Request: From the entries below, list each line with "QuickSave".

######

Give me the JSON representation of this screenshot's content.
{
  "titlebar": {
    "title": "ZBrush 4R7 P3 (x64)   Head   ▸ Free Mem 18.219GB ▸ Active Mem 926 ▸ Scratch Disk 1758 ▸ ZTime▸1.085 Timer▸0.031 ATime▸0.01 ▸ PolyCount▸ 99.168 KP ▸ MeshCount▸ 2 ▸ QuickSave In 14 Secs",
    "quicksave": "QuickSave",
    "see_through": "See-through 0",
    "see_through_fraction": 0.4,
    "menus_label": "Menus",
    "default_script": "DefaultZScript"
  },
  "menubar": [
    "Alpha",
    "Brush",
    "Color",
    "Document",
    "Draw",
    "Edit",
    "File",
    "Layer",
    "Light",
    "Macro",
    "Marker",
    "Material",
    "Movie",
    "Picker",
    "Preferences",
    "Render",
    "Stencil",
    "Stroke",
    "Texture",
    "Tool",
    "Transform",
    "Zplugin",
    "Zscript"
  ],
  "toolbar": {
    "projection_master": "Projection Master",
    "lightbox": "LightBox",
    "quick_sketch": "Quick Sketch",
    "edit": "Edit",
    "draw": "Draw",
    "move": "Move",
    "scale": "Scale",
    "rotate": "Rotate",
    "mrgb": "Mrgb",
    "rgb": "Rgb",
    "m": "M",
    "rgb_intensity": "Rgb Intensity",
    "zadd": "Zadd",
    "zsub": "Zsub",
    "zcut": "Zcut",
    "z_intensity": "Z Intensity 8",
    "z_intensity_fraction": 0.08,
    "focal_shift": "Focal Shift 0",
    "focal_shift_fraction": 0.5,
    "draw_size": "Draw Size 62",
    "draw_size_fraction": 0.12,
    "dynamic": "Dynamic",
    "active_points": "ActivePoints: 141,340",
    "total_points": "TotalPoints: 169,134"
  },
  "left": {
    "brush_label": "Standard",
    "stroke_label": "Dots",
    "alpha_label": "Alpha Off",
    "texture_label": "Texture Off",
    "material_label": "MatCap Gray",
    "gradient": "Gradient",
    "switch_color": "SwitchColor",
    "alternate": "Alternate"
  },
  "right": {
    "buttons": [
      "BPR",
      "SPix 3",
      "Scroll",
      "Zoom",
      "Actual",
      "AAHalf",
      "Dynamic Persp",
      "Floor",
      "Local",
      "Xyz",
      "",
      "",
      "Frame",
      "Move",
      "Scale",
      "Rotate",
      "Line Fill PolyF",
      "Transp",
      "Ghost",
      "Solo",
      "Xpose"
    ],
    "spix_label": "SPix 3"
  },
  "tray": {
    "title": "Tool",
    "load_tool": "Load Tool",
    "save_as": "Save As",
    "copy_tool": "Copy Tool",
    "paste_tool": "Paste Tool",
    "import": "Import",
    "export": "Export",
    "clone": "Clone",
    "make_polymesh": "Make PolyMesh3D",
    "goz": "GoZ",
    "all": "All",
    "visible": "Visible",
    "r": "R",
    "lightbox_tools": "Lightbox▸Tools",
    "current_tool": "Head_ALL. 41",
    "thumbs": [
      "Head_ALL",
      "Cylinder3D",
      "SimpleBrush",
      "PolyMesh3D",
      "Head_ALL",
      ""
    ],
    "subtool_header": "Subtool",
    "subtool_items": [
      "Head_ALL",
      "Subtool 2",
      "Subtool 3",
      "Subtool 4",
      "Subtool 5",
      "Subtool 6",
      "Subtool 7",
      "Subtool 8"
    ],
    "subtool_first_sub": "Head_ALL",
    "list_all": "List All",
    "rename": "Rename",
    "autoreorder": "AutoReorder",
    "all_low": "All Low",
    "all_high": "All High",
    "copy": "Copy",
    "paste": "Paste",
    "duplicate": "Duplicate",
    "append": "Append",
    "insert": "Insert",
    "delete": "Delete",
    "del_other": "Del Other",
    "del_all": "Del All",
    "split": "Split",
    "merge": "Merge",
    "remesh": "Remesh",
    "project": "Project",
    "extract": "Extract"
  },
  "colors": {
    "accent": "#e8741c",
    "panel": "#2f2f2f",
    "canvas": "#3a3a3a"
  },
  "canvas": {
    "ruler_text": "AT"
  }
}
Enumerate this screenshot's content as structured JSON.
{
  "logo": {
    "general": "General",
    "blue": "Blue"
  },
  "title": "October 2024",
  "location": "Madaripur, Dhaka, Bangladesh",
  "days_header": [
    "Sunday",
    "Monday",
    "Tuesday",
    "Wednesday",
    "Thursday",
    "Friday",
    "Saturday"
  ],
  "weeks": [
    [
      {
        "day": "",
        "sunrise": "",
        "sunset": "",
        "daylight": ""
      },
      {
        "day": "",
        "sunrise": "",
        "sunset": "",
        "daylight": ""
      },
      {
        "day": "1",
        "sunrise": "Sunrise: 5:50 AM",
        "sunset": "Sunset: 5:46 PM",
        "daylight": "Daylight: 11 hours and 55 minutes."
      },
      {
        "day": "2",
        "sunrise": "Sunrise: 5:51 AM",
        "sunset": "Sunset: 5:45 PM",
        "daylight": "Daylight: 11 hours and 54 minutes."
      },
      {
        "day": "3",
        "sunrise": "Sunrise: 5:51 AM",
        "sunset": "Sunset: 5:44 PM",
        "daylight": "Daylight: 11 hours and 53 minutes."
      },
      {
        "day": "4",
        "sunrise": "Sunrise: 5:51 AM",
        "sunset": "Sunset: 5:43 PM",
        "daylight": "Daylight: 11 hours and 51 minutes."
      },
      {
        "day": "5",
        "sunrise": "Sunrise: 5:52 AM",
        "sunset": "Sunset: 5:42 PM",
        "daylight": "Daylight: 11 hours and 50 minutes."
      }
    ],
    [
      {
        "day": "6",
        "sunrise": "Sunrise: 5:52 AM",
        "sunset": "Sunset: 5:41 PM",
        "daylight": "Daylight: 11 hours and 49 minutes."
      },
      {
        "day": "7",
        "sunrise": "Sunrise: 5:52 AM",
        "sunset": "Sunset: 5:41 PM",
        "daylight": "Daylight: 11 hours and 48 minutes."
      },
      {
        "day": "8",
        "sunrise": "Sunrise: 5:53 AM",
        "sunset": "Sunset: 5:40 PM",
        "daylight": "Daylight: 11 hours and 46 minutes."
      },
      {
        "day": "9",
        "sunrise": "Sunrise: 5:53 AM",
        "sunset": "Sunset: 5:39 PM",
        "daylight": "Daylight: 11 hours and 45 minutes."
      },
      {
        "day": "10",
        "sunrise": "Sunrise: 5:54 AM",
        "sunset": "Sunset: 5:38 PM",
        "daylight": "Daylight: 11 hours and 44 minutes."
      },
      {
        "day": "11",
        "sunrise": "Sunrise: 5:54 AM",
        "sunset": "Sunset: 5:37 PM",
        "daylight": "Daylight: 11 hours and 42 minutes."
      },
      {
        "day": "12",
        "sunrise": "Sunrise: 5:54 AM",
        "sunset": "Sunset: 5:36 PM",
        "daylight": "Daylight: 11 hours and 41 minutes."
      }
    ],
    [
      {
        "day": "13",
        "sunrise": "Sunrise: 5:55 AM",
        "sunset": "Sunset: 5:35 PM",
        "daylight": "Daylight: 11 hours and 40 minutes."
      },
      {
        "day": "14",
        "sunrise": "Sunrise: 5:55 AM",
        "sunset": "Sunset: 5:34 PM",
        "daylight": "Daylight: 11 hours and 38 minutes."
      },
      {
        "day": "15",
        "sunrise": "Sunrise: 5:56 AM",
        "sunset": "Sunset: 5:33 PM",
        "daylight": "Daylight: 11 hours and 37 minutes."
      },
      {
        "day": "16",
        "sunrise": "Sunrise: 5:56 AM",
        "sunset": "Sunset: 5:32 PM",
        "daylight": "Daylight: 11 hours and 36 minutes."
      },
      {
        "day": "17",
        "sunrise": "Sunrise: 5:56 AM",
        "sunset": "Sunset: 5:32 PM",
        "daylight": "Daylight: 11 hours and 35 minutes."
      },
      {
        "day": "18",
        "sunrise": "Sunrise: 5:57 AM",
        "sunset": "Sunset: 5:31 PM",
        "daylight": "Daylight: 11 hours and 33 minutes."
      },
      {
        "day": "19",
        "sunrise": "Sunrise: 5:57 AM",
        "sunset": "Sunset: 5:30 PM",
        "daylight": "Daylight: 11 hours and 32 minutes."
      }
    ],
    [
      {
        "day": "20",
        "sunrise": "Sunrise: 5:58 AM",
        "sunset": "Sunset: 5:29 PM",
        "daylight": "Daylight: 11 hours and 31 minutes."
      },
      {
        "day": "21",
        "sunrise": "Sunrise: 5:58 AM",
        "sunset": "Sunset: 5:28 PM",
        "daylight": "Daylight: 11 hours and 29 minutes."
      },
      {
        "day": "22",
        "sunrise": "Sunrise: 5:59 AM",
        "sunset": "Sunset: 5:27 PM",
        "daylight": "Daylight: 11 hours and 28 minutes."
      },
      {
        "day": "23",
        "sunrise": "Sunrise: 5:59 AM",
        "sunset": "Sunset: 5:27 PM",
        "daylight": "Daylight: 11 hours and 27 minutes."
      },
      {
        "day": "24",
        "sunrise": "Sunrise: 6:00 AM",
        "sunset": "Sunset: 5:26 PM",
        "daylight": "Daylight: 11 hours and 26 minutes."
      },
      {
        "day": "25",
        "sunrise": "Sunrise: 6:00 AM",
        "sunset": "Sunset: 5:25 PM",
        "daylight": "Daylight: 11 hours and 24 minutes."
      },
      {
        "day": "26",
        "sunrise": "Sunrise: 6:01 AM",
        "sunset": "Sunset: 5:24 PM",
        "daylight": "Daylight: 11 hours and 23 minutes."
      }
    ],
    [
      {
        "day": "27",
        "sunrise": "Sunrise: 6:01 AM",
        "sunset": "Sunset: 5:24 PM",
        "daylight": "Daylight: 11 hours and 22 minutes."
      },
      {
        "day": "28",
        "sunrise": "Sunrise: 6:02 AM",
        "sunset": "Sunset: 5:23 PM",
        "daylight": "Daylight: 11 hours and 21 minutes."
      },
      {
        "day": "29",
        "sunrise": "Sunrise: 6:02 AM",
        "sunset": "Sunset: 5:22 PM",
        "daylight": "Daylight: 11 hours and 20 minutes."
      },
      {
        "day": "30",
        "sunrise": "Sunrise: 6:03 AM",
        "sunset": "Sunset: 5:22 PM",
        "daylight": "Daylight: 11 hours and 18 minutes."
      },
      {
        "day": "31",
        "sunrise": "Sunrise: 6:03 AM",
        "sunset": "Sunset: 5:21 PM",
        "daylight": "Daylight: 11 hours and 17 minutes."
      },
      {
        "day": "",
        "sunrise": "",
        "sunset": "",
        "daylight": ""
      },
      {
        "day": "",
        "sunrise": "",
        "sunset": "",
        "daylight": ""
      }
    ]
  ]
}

######

Response:
    "title": "ZBrush 4R7 P3 (x64)   Head   ▸ Free Mem 18.219GB ▸ Active Mem 926 ▸ Scratch Disk 1758 ▸ ZTime▸1.085 Timer▸0.031 ATime▸0.01 ▸ PolyCount▸ 99.168 KP ▸ MeshCount▸ 2 ▸ QuickSave In 14 Secs",
    "quicksave": "QuickSave",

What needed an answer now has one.